◆ **Goal of the exercise**: Select every line holding the word "with" and copy it.

◆ **Data section**:
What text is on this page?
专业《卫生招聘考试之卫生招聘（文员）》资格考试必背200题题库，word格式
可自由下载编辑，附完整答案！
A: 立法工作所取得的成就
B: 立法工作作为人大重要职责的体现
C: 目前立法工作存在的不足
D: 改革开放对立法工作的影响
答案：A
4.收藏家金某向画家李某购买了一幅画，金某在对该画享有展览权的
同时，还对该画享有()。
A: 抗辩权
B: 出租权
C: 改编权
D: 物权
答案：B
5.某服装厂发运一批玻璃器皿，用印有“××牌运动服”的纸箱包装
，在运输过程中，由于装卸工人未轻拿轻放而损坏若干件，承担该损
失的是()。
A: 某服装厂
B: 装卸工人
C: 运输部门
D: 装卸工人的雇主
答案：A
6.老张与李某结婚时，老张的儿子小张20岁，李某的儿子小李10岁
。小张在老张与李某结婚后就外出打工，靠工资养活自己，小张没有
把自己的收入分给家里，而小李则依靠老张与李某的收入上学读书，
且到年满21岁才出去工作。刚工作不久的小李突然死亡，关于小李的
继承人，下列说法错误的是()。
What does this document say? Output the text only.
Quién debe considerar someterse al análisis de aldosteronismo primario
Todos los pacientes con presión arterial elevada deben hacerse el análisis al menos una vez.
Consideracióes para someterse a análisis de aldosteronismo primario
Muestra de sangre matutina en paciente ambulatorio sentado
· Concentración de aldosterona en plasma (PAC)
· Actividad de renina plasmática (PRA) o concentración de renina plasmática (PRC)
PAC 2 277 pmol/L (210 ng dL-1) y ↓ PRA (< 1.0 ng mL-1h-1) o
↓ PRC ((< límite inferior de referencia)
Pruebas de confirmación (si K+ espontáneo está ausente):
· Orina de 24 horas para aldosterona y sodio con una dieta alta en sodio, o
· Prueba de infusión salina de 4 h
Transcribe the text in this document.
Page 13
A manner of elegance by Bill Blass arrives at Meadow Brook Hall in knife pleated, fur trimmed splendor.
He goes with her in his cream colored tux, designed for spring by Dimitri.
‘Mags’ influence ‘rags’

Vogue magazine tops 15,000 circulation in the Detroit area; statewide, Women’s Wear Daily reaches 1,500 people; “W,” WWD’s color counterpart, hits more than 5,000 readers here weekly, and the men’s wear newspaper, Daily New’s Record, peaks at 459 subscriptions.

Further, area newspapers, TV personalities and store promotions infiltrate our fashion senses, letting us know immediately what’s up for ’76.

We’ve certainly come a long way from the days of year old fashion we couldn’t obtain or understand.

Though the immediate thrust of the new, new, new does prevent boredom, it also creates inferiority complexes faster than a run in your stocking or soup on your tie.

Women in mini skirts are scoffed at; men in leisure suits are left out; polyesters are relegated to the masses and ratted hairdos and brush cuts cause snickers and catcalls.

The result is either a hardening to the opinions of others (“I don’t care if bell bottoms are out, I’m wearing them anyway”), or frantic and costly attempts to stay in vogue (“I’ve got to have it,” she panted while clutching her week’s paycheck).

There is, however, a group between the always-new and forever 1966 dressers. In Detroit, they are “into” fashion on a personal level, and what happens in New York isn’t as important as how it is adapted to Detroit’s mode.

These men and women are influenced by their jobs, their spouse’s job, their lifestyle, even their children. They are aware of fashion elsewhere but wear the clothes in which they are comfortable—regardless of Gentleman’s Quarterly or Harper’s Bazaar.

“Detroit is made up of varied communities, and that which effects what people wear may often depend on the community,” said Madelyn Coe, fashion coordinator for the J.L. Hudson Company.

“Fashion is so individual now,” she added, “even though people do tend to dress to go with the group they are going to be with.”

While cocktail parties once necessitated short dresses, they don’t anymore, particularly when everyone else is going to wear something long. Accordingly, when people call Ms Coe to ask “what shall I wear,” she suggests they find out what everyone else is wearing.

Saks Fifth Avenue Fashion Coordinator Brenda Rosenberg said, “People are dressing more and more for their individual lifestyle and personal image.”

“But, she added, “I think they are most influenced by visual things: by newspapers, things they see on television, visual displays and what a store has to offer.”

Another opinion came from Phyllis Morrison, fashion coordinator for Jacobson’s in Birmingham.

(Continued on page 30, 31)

◆ **Task solution**:
He goes with her in his cream colored tux, designed for spring by Dimitri.
“Fashion is so individual now,” she added, “even though people do tend to dress to go with the group they are going to be with.”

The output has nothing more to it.